Task brief:
Check every line below for the word "screenshot" and show those that hold it.

Records for processing:
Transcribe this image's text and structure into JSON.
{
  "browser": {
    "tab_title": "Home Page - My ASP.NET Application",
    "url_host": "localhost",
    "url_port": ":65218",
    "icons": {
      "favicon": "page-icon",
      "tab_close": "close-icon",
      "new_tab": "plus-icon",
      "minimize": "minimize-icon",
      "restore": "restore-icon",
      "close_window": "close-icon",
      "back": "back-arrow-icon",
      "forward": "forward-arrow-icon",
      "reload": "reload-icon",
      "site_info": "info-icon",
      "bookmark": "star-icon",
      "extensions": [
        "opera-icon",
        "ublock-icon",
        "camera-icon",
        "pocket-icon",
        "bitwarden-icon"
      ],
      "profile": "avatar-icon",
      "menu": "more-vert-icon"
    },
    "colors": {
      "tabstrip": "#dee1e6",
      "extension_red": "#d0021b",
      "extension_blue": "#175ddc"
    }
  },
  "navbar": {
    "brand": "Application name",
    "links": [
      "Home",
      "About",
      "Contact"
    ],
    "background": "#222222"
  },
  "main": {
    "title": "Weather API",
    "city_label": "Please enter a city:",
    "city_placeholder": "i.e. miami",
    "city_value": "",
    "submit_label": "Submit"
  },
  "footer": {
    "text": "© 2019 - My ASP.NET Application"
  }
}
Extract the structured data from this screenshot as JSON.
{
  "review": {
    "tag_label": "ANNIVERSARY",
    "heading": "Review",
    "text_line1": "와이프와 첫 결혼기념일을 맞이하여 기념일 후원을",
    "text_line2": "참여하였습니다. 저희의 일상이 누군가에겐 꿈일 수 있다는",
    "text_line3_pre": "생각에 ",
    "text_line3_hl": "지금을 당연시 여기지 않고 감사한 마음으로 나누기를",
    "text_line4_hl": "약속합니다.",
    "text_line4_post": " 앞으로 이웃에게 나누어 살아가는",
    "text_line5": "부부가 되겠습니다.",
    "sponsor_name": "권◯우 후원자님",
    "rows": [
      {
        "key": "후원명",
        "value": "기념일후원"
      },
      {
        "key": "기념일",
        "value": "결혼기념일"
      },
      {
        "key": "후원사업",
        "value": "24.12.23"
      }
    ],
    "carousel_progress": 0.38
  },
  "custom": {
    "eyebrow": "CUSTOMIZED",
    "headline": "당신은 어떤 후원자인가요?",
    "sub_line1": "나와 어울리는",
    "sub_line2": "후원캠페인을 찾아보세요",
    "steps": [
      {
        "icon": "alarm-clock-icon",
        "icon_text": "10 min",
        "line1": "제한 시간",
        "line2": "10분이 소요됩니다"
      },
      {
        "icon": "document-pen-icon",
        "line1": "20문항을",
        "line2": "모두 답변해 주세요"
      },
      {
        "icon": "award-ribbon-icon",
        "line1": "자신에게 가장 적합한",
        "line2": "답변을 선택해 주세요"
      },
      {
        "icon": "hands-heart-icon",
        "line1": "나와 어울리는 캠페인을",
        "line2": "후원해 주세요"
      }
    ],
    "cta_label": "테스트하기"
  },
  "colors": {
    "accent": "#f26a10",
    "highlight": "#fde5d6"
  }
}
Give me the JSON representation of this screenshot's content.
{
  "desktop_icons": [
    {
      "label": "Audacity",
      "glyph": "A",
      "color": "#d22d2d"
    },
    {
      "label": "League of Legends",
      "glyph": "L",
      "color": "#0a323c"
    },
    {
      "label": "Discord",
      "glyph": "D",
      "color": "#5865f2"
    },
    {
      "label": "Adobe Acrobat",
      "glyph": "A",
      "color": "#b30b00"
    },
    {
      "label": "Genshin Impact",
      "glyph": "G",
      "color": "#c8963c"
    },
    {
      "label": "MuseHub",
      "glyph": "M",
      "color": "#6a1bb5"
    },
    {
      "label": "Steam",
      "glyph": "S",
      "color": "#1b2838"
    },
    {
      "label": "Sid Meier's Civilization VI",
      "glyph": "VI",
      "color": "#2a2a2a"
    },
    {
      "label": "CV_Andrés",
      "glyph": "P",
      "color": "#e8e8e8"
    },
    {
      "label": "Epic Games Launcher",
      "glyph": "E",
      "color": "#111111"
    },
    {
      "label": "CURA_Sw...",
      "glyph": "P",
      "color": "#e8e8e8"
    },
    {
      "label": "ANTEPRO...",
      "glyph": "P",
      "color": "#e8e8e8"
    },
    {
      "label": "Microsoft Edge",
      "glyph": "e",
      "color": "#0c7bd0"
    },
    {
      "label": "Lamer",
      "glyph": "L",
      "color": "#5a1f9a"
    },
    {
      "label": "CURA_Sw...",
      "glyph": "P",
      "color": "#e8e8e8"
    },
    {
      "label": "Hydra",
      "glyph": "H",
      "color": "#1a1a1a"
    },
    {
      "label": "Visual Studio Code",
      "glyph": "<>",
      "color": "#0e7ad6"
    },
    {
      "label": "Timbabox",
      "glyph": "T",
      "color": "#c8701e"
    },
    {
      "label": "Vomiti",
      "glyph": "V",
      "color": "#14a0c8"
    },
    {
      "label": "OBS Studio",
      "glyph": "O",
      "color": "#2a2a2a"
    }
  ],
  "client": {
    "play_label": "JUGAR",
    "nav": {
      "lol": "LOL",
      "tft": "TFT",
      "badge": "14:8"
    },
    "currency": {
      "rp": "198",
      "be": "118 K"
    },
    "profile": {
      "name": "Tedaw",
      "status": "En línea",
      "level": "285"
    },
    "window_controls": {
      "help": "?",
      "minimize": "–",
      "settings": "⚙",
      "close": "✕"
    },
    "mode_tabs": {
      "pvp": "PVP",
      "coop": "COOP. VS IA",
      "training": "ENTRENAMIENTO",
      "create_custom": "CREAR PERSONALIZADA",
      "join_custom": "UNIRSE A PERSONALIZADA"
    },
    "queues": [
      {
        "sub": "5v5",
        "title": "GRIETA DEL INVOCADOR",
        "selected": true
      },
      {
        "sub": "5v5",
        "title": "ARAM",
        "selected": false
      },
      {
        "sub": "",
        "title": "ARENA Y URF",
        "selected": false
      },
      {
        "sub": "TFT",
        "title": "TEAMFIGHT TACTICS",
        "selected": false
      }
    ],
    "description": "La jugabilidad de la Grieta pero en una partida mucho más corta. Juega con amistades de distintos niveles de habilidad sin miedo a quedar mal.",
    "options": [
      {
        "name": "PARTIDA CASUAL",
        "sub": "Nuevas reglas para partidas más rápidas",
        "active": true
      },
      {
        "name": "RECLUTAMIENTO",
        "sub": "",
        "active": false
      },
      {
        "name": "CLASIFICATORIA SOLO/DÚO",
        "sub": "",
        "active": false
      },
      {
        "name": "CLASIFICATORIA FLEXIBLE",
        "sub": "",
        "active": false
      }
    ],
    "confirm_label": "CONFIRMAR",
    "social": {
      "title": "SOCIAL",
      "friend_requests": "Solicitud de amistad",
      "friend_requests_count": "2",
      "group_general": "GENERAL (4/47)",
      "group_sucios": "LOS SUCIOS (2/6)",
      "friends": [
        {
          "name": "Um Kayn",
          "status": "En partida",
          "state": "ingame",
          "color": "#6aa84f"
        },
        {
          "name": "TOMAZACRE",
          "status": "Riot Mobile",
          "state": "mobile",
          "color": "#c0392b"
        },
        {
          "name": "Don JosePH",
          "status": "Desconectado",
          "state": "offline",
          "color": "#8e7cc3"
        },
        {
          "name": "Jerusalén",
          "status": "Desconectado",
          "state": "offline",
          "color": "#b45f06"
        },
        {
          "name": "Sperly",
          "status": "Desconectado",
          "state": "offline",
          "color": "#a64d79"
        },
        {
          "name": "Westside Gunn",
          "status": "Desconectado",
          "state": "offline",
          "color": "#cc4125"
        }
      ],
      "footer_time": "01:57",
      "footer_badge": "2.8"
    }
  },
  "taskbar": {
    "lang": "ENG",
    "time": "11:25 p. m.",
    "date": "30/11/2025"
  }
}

Reply to the task:
Extract the structured data from this screenshot as JSON.
Give me the JSON representation of this screenshot's content.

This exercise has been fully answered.